**TO DO**
State only how many lines contain the string "Opinion".

**EXERCISE INPUTS**
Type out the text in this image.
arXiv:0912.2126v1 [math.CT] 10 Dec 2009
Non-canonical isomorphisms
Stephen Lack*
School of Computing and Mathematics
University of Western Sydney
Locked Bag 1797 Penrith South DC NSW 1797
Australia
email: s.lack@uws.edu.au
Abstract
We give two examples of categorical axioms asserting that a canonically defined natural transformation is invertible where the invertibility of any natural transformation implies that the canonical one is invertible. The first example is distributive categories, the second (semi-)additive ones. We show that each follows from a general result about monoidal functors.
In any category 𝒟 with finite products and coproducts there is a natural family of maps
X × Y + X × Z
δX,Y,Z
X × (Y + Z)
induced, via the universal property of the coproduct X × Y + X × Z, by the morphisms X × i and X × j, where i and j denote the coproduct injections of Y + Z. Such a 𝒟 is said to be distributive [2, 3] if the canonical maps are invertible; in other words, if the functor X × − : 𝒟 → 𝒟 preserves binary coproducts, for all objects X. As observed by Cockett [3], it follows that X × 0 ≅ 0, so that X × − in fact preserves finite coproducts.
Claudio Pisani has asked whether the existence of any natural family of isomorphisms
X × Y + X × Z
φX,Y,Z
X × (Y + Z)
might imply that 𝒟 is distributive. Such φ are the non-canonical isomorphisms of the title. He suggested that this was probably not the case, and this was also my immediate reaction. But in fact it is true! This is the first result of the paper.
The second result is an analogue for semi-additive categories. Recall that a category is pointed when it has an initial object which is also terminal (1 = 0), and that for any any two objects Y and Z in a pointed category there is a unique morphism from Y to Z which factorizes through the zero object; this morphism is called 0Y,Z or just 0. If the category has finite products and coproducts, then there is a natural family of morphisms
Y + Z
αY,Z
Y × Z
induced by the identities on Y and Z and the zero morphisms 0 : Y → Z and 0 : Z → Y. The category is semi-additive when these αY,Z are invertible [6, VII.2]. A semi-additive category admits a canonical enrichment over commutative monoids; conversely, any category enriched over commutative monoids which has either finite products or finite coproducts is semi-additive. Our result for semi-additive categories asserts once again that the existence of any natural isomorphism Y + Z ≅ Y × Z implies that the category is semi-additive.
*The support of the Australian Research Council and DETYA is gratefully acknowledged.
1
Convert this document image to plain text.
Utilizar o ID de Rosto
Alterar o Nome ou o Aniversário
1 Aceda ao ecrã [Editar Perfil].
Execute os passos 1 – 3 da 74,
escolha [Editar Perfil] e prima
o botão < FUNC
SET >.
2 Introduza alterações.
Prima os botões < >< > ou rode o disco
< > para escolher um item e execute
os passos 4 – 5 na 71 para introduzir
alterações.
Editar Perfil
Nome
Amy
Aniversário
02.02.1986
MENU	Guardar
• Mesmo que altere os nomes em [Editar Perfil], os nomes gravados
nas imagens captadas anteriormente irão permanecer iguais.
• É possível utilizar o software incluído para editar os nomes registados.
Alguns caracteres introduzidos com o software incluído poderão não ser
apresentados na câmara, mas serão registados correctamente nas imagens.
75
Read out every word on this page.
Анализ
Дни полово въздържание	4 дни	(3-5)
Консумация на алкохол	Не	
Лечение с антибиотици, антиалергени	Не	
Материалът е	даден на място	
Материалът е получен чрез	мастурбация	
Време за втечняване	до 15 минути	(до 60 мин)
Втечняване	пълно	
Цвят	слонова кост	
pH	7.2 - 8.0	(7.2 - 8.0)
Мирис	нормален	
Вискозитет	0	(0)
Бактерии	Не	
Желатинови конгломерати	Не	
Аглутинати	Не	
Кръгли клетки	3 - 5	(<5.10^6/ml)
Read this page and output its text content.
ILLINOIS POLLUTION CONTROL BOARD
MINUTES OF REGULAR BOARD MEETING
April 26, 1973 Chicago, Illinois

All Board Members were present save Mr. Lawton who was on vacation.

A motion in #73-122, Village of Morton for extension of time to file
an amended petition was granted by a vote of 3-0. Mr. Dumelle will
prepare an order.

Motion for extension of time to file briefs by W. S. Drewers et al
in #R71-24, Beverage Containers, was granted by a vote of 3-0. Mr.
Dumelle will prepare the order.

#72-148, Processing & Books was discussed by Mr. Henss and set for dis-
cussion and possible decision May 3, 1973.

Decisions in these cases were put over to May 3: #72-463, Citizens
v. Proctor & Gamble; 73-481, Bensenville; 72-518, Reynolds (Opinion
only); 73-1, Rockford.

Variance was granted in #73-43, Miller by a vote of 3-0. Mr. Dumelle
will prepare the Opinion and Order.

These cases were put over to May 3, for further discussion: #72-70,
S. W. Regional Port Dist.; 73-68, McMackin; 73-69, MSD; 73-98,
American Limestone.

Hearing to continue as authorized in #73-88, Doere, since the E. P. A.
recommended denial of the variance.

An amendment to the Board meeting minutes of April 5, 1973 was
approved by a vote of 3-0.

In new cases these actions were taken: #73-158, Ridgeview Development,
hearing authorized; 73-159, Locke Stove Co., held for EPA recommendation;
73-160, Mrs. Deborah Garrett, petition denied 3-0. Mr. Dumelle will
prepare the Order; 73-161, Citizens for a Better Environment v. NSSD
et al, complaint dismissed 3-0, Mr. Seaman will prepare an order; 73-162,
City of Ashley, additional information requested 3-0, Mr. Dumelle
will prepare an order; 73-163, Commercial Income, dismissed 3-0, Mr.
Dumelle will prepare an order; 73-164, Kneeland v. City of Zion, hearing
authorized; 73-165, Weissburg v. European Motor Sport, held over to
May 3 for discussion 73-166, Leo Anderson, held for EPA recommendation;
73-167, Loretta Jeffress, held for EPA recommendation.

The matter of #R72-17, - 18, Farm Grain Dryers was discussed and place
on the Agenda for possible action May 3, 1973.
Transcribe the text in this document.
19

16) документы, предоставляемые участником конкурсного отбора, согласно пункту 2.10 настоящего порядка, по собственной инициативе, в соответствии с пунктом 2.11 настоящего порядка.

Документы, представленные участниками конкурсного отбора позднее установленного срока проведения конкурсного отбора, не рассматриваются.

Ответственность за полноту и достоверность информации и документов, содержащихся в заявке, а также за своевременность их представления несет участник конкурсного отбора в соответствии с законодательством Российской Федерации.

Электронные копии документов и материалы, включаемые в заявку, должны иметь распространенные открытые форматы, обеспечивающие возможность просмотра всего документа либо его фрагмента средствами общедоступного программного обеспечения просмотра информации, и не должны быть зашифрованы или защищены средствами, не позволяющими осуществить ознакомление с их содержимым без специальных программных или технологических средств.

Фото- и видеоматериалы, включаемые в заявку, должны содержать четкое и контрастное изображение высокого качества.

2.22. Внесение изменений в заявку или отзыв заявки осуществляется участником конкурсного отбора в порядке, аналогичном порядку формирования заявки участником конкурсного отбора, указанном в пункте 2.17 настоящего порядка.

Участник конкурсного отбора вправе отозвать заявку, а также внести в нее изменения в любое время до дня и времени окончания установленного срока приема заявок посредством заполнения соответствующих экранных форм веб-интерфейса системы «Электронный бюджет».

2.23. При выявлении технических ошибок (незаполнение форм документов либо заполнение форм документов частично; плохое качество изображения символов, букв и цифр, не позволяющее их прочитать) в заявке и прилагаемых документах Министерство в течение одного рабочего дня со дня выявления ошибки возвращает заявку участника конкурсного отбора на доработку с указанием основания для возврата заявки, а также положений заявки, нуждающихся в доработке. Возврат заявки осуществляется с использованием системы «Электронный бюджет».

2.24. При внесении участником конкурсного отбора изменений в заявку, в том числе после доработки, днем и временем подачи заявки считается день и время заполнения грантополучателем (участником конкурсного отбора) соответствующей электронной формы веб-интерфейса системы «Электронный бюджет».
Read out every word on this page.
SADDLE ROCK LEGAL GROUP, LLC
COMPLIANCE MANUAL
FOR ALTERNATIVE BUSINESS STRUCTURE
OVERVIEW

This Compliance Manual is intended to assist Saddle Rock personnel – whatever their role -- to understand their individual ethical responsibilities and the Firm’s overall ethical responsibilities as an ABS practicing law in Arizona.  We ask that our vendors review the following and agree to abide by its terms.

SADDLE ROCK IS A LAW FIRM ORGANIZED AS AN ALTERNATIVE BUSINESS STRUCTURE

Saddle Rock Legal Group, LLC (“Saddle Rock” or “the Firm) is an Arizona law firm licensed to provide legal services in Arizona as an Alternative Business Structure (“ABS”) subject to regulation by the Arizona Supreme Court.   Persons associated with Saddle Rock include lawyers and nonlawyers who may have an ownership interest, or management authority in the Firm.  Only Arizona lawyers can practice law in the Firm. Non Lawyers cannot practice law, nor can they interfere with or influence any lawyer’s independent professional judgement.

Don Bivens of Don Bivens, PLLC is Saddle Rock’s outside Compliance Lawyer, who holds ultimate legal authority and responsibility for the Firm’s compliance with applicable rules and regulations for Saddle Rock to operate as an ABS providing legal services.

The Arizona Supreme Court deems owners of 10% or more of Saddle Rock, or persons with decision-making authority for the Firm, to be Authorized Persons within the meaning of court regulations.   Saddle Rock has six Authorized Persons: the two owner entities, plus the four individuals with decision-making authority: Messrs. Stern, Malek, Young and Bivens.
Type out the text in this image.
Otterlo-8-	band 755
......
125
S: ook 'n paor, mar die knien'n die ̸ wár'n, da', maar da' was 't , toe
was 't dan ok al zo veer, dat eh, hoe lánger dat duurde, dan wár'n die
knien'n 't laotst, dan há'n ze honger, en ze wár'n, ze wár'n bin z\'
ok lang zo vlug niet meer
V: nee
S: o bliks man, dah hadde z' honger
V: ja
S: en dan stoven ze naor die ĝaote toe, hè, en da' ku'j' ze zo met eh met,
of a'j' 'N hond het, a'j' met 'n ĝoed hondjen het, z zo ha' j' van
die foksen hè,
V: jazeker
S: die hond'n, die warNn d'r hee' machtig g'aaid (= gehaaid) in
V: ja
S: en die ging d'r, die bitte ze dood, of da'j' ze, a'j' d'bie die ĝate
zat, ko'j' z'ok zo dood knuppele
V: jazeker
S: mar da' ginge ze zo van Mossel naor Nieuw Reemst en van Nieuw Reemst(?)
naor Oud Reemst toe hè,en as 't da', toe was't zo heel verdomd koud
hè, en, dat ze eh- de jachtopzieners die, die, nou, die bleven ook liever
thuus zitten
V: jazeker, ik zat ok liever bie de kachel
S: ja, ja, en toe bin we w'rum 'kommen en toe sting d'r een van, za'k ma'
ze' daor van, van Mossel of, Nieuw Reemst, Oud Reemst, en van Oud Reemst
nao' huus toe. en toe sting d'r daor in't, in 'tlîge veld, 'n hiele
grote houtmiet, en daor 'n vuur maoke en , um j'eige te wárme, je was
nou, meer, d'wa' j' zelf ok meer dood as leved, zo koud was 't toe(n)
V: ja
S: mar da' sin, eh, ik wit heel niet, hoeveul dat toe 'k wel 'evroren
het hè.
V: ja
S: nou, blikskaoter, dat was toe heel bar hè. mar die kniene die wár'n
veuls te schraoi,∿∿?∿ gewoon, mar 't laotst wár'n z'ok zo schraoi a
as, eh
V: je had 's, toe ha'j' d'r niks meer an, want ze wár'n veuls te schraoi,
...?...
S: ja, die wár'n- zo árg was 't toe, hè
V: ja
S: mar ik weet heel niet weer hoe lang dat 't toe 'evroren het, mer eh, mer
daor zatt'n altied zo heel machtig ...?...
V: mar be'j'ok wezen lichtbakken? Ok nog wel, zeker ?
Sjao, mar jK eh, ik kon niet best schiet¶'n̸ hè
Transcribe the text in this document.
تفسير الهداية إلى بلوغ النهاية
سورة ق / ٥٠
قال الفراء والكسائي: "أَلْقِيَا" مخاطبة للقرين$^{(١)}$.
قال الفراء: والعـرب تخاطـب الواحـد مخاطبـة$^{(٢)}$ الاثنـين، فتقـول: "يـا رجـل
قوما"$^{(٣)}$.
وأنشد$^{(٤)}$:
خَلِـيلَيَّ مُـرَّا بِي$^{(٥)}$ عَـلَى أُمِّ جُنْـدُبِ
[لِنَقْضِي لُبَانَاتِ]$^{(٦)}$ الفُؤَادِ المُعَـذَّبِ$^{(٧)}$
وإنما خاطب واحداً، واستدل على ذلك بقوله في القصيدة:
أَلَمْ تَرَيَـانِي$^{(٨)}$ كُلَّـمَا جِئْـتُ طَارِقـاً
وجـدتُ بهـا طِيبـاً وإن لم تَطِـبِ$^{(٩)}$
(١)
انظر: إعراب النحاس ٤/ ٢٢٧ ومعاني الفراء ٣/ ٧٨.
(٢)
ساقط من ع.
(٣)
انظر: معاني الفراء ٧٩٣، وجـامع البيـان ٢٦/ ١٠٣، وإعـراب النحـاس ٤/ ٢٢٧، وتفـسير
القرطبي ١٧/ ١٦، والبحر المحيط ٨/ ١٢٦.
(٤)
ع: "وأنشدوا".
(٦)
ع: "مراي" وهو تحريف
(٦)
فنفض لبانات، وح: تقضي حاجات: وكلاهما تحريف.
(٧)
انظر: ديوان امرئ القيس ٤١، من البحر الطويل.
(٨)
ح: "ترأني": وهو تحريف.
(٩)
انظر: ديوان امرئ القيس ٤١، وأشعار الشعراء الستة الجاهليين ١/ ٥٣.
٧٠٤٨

**ANSWER TO THE TASK**
2